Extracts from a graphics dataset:
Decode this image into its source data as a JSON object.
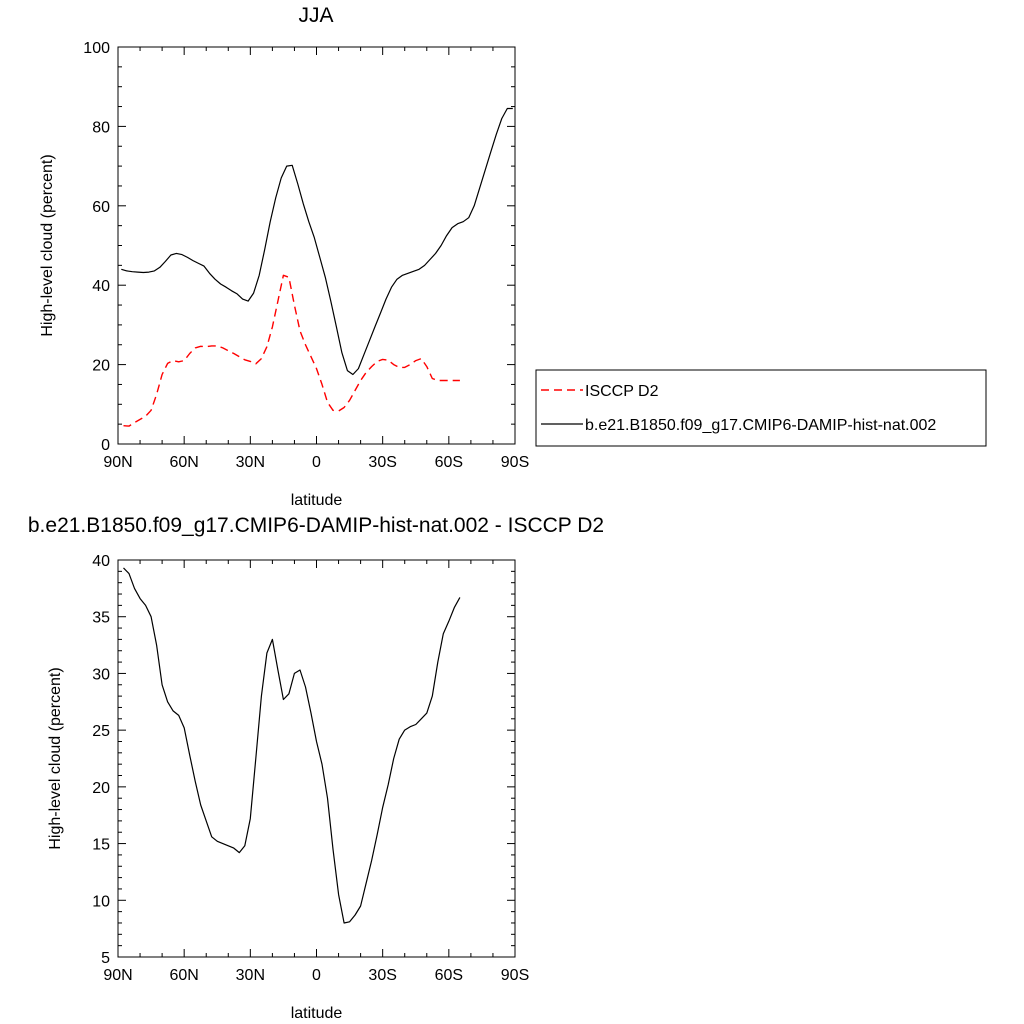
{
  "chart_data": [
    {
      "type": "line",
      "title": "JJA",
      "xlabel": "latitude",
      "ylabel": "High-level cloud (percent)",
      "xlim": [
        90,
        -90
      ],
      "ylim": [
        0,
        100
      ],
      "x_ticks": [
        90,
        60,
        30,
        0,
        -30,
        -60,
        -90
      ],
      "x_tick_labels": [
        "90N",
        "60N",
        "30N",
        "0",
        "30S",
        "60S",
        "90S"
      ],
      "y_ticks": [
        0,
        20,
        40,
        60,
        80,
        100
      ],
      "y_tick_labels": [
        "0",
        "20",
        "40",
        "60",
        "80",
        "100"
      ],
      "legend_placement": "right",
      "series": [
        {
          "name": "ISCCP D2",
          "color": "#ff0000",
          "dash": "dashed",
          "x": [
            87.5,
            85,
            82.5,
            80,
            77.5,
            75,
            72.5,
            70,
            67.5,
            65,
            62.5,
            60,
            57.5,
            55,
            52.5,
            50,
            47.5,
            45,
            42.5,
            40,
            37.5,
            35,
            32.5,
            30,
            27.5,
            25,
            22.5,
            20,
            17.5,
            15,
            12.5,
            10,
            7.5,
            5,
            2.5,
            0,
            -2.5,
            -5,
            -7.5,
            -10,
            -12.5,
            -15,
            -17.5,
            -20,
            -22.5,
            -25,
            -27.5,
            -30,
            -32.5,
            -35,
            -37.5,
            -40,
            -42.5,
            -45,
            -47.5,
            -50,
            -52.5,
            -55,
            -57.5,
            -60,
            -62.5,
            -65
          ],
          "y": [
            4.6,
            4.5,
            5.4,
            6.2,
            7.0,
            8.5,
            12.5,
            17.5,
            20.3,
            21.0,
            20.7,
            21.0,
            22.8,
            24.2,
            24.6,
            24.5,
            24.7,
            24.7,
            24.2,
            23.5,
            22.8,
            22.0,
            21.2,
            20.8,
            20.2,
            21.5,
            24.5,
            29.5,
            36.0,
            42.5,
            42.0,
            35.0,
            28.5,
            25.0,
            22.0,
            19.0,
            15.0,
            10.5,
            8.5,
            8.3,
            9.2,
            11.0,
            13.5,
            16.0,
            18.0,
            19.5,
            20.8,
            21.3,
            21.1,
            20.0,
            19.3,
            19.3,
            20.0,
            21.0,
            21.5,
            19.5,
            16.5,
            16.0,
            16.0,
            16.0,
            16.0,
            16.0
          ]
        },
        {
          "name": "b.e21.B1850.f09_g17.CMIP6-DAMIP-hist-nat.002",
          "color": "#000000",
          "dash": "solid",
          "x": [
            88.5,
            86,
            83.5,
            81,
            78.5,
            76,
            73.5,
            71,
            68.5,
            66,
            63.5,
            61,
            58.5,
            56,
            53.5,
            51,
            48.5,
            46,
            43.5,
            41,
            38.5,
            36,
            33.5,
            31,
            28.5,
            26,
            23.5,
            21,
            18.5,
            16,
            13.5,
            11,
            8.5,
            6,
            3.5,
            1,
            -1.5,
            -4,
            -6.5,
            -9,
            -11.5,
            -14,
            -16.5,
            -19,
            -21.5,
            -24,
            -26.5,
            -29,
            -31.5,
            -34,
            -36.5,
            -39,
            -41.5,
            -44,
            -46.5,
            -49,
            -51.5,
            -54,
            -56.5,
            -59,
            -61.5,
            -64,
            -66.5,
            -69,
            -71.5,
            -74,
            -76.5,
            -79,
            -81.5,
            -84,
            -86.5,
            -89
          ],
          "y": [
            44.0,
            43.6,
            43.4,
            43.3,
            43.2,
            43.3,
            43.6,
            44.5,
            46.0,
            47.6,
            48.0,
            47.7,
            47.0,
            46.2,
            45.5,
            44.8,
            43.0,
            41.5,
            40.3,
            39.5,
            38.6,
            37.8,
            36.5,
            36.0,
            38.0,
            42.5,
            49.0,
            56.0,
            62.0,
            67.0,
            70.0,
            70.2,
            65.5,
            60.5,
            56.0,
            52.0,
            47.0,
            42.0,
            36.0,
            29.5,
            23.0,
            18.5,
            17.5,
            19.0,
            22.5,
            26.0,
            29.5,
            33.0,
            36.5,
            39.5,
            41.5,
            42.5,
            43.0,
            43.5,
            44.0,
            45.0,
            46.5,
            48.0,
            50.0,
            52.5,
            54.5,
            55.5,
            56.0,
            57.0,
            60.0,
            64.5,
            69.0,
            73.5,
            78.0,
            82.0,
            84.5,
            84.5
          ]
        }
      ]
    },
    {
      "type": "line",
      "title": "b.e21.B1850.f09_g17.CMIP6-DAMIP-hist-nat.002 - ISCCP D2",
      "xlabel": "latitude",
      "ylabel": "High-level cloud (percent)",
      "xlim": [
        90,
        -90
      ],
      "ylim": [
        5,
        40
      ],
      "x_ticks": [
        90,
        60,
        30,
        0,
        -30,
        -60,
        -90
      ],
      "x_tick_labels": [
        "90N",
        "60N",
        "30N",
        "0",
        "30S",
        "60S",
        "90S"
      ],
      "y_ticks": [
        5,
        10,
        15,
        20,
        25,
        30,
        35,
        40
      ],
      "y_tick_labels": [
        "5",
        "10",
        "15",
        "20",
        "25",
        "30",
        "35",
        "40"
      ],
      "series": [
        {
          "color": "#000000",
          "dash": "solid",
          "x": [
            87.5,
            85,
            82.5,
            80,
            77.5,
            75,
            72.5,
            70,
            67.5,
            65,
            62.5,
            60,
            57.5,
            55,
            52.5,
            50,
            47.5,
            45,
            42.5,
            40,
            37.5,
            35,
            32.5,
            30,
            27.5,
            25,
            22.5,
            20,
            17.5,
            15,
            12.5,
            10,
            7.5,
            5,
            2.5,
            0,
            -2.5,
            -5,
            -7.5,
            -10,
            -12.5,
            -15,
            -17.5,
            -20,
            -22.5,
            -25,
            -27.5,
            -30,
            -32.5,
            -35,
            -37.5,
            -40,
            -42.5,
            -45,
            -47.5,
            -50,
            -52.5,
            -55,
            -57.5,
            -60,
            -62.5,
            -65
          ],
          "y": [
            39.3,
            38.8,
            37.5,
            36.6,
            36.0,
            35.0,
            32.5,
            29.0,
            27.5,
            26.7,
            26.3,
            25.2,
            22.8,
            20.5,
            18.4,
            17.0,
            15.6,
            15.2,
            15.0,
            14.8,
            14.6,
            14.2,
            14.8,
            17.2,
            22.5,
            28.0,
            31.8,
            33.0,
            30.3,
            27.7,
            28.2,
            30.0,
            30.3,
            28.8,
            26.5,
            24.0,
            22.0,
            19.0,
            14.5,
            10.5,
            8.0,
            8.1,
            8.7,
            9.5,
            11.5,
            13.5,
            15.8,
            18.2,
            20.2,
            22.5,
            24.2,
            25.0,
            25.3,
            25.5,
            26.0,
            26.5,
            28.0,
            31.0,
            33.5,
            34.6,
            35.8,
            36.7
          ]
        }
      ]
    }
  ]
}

» **CHALLENGE**:
Search the records for the word "ISCCP" and copy every line where it occurs.

» **COMPLETE ANSWER**:
          "name": "ISCCP D2",
      "title": "b.e21.B1850.f09_g17.CMIP6-DAMIP-hist-nat.002 - ISCCP D2",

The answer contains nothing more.